# CHALLENGE:
Using the listing below, please gather every line containing the word "LANE".

# LISTING:
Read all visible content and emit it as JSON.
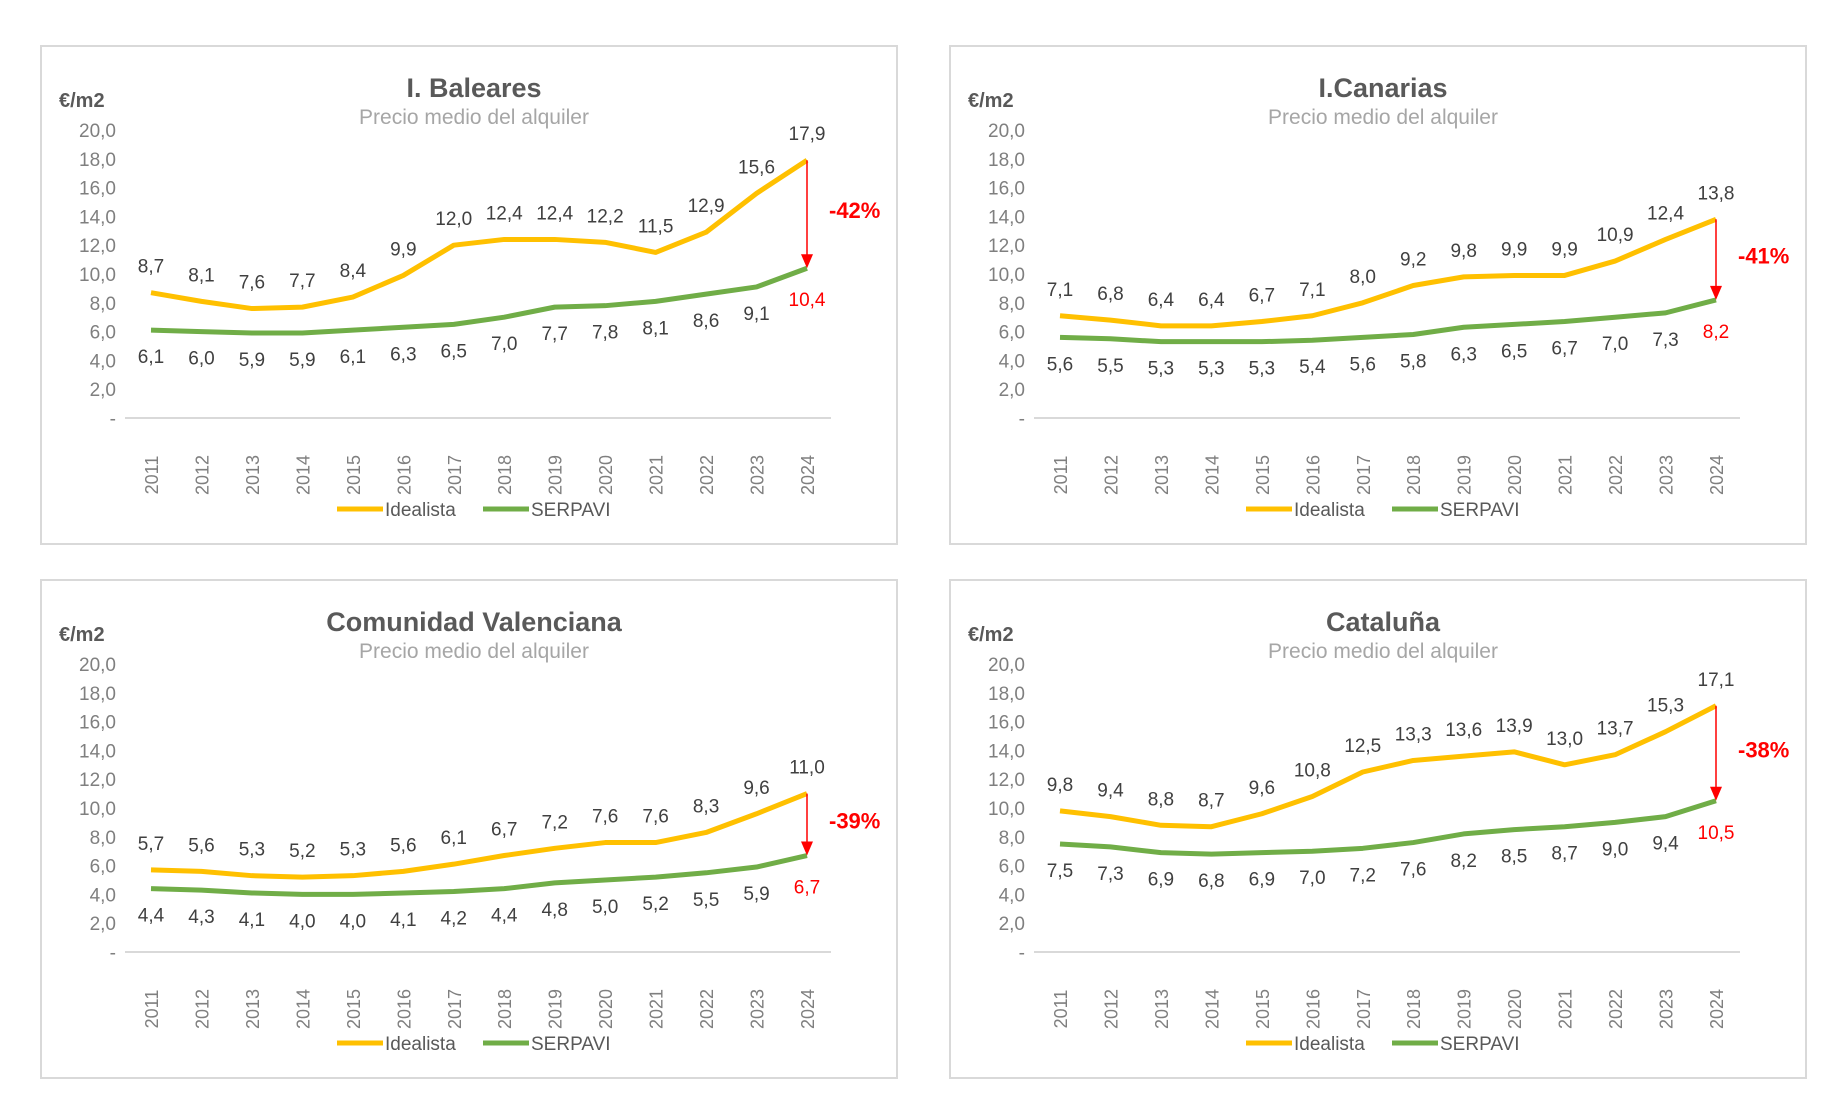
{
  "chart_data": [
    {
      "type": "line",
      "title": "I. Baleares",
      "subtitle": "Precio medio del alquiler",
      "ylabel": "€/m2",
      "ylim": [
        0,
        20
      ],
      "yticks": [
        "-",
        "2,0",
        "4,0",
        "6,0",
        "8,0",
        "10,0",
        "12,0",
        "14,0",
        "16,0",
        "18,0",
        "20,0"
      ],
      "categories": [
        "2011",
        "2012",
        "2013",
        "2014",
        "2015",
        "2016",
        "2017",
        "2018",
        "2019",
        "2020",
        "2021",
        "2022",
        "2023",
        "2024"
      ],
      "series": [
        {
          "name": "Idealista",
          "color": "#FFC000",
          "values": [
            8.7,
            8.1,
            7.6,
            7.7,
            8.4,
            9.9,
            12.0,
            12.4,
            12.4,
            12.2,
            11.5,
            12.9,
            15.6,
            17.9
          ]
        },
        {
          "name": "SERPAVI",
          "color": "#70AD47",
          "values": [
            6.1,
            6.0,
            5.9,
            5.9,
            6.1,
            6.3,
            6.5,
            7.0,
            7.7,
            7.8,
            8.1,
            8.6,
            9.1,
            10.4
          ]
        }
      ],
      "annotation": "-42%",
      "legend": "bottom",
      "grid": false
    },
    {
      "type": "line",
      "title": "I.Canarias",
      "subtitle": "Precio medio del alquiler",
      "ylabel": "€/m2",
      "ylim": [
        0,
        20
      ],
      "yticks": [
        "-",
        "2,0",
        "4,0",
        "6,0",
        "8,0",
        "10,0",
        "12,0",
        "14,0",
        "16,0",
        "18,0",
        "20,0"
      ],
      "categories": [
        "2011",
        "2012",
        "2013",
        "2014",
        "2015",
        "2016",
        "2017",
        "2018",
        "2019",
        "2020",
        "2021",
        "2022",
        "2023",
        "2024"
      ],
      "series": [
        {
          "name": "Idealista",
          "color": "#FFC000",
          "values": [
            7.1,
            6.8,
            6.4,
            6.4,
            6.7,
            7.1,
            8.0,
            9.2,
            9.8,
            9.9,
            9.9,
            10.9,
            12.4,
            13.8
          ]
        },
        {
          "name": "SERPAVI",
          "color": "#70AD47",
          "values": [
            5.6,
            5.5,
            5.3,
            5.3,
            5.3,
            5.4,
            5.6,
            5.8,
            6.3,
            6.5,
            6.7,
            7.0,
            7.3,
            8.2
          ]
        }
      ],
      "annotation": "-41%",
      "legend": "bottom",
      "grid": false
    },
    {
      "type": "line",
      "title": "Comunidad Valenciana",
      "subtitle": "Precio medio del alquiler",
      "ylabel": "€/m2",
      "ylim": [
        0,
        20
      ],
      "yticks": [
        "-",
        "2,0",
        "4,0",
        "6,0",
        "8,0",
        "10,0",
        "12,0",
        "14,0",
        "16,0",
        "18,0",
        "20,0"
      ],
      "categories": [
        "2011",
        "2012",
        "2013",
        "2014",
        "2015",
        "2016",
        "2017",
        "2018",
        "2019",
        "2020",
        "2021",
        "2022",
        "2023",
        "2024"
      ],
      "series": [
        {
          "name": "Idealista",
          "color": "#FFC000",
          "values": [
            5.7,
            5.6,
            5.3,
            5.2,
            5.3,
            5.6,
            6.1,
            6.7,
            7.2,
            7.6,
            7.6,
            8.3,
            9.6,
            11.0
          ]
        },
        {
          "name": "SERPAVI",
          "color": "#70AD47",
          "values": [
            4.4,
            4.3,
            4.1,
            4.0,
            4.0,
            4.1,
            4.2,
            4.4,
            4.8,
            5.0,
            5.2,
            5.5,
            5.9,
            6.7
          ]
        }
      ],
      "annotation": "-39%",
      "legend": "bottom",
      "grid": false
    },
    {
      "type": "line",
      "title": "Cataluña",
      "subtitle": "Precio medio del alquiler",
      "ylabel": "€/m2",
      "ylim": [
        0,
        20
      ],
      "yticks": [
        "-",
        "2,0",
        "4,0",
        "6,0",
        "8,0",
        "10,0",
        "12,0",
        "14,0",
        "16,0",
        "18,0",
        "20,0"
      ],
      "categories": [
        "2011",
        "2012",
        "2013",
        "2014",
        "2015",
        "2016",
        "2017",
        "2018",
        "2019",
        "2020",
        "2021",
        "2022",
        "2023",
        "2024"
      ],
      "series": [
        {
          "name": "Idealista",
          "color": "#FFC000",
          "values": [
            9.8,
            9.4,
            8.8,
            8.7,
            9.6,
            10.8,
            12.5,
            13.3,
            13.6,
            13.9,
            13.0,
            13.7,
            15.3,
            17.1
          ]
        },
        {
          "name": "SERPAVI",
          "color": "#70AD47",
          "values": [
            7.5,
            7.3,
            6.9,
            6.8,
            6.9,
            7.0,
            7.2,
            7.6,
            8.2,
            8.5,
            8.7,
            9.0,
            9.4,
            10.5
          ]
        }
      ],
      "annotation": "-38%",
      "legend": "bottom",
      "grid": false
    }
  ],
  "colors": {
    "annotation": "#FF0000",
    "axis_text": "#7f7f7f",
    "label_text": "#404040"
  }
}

--

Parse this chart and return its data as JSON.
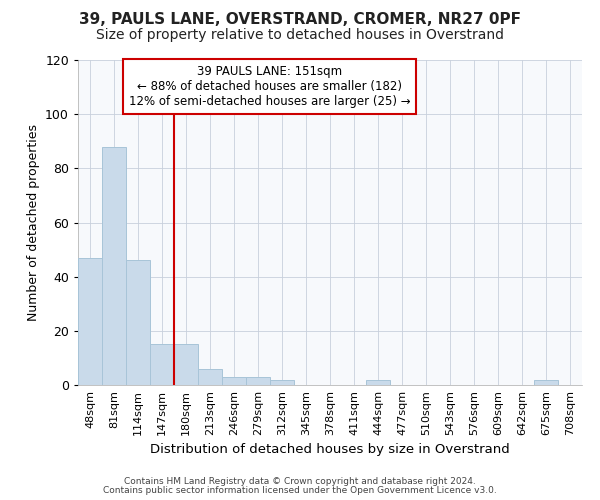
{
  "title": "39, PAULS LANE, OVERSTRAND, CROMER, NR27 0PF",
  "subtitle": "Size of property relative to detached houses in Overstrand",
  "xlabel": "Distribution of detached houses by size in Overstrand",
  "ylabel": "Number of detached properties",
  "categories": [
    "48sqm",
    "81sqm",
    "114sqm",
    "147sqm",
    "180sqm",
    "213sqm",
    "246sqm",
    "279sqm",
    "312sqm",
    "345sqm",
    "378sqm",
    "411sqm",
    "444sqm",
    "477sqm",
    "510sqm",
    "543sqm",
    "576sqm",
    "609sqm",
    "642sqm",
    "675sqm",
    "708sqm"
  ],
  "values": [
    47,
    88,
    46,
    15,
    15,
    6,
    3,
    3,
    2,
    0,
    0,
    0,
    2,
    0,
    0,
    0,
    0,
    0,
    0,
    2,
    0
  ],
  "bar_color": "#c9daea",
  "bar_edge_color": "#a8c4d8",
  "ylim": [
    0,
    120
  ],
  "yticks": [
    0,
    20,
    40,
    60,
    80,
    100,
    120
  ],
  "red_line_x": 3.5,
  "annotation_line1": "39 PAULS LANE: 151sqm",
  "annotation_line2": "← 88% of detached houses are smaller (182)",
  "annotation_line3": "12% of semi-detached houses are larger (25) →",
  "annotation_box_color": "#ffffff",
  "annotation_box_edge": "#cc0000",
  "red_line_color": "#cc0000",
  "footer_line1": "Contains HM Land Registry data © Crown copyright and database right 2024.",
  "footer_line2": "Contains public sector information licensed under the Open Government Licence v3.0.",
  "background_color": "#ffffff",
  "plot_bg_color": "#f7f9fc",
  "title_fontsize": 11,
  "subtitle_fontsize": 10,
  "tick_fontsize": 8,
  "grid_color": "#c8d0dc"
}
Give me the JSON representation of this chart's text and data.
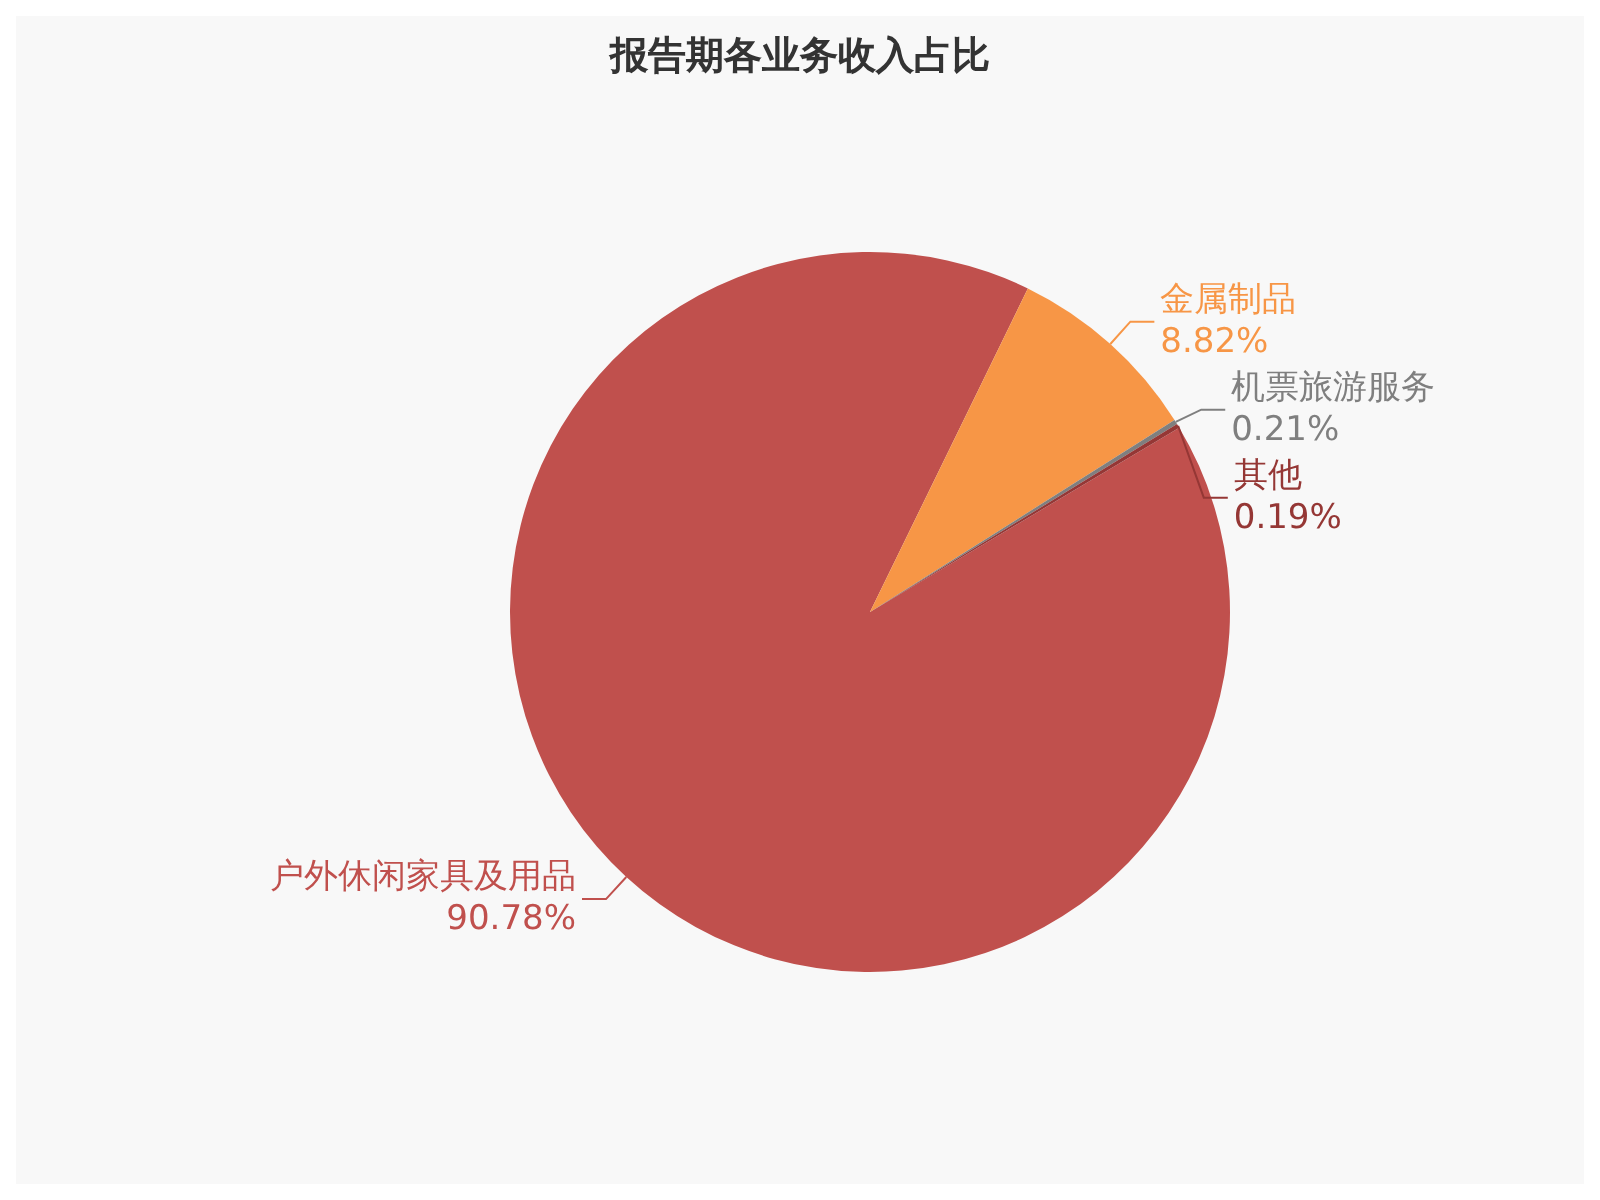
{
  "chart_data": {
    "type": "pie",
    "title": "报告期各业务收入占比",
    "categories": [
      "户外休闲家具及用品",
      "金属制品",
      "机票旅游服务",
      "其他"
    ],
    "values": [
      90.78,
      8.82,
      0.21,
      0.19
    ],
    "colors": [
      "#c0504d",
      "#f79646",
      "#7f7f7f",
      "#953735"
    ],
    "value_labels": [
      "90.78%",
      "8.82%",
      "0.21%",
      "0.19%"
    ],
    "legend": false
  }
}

--

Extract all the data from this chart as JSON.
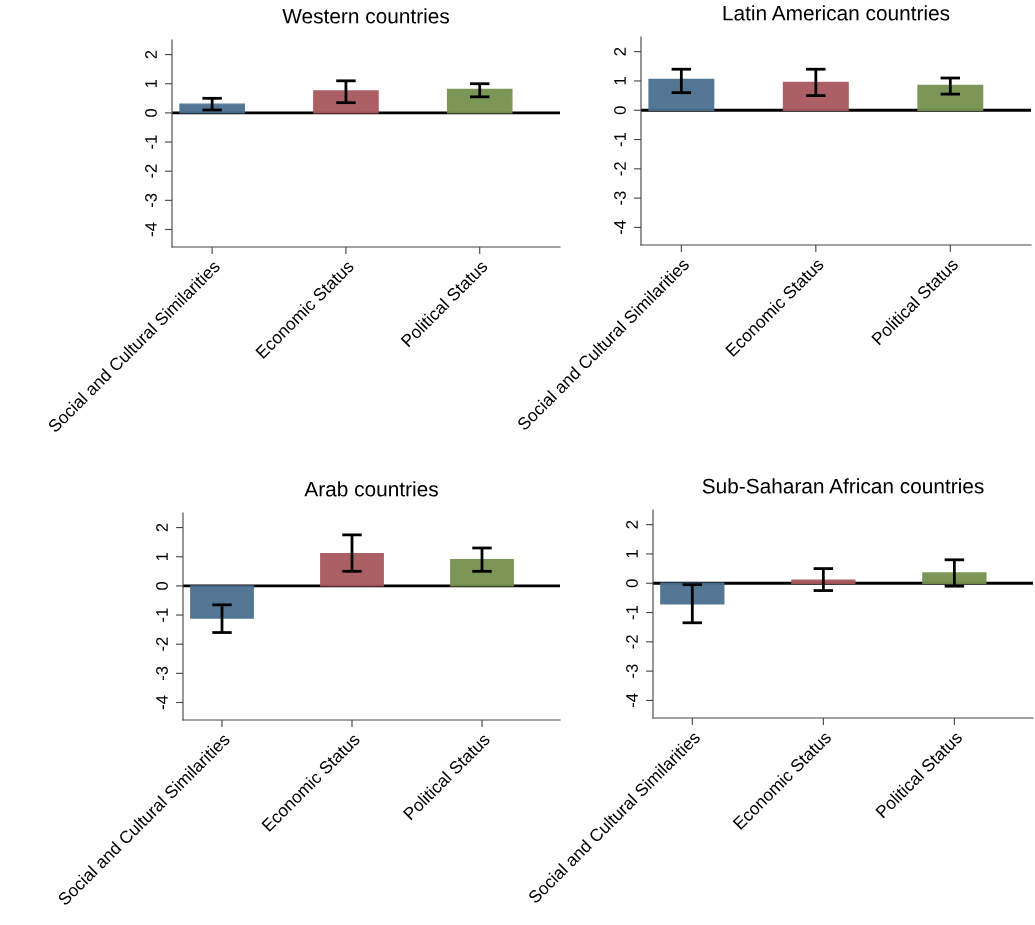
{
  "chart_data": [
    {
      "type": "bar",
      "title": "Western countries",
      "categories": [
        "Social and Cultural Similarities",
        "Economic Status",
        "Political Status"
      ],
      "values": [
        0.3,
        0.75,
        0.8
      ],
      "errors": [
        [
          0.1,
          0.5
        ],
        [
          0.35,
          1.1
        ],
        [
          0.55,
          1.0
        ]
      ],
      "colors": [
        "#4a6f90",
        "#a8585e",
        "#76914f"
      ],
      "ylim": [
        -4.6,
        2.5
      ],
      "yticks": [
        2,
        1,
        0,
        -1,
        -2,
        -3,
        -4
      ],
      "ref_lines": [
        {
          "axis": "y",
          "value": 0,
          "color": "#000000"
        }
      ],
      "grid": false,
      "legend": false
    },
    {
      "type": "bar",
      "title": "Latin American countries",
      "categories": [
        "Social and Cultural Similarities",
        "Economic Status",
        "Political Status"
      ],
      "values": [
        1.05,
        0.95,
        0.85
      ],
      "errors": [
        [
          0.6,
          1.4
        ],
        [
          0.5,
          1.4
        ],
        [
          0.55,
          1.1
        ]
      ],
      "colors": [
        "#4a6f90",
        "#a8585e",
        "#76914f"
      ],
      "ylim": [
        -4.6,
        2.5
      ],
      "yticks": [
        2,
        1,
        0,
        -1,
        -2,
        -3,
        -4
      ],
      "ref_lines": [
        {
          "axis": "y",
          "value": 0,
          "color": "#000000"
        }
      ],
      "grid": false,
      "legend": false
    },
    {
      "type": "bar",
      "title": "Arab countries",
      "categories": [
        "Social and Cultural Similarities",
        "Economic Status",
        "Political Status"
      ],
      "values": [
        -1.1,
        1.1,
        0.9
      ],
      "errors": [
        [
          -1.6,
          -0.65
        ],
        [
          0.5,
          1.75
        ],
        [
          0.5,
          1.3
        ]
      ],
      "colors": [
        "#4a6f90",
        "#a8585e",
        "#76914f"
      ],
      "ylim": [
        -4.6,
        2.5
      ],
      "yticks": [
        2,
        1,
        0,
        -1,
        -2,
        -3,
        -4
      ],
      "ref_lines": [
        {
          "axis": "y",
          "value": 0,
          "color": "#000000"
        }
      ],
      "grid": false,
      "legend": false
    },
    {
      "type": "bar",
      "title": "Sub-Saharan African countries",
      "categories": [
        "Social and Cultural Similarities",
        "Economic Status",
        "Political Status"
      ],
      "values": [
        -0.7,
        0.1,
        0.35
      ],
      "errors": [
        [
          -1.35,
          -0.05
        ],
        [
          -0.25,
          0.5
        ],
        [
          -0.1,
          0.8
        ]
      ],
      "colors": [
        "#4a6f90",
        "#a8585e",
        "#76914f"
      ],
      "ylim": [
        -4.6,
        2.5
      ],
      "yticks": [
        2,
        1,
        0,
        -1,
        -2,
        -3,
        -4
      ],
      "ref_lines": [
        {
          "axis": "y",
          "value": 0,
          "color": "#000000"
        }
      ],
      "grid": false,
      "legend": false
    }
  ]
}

# SOLUTION:
  "title": "39, PAULS LANE, OVERSTRAND, CROMER, NR27 0PF",
  "annotation_line1": "39 PAULS LANE: 151sqm",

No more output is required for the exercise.